DATA ENTRIES ->
§ §
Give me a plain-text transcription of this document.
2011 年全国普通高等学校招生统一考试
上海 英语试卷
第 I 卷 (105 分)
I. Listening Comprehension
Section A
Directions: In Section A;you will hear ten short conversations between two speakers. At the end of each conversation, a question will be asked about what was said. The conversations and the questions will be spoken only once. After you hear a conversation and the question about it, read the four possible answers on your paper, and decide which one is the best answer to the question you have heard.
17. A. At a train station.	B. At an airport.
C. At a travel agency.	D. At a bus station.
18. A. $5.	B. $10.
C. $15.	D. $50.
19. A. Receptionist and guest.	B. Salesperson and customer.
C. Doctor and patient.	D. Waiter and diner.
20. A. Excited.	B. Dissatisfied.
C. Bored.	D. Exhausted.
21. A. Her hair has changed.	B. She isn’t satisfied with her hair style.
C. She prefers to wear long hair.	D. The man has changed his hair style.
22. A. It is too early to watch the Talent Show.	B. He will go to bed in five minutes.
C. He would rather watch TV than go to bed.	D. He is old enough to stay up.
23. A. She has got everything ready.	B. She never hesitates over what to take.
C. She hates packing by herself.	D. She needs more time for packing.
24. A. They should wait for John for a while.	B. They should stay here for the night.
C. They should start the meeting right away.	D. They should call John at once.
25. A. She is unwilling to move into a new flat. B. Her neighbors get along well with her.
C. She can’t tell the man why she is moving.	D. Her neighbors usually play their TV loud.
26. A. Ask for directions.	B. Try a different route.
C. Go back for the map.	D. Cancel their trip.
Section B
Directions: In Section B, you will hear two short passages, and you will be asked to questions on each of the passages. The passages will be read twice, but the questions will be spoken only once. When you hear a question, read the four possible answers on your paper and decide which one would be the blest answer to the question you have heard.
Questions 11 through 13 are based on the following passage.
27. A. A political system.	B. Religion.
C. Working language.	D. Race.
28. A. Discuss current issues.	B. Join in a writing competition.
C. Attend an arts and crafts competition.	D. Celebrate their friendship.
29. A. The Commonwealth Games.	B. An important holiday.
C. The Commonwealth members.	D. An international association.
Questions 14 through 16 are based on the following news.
§ §
EXERCISE INSTRUCTIONS ->
Pull out every line in the data above that has the word "based".

SOLUTION TO THIS TASK ->
Questions 11 through 13 are based on the following passage.
Questions 14 through 16 are based on the following news.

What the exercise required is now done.